## What to work on
Find the lines holding the string "CHRONIC" in the data, then copy all of them.

--- Input material ---

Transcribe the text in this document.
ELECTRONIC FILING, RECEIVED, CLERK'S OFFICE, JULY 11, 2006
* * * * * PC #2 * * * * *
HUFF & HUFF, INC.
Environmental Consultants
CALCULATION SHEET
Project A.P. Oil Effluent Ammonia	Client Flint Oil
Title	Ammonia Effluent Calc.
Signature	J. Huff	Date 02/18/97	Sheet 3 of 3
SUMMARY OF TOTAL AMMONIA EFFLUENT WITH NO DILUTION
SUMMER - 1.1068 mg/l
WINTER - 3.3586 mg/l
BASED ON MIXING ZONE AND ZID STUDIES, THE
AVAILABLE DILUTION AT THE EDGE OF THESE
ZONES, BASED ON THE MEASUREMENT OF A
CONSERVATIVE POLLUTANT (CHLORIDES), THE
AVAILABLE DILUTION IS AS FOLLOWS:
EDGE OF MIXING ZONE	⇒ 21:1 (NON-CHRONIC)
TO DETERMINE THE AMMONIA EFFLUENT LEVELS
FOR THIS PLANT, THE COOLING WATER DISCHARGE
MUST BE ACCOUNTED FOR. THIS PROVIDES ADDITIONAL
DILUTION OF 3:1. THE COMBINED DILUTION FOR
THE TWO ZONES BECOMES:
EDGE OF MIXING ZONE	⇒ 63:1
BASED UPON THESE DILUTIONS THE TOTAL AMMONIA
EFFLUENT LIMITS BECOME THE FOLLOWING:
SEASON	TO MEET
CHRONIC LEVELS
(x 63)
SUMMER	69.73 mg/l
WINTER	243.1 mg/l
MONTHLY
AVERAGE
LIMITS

---

## Result
EDGE OF MIXING ZONE	⇒ 21:1 (NON-CHRONIC)
CHRONIC LEVELS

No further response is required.